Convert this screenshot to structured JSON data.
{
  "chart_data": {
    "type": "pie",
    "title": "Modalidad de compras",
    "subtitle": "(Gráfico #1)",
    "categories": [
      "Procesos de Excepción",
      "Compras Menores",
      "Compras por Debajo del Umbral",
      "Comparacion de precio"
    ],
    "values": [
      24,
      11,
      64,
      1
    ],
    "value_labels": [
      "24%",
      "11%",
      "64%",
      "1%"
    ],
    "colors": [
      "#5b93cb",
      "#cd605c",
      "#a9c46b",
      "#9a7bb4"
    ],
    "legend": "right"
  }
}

+++++

Each record above should be repeated exactly as it appears.

### SOLUTION TO THIS TASK
Convert this screenshot to structured JSON data.
{
  "chart_data": {
    "type": "pie",
    "title": "Modalidad de compras",
    "subtitle": "(Gráfico #1)",
    "categories": [
      "Procesos de Excepción",
      "Compras Menores",
      "Compras por Debajo del Umbral",
      "Comparacion de precio"
    ],
    "values": [
      24,
      11,
      64,
      1
    ],
    "value_labels": [
      "24%",
      "11%",
      "64%",
      "1%"
    ],
    "colors": [
      "#5b93cb",
      "#cd605c",
      "#a9c46b",
      "#9a7bb4"
    ],
    "legend": "right"
  }
}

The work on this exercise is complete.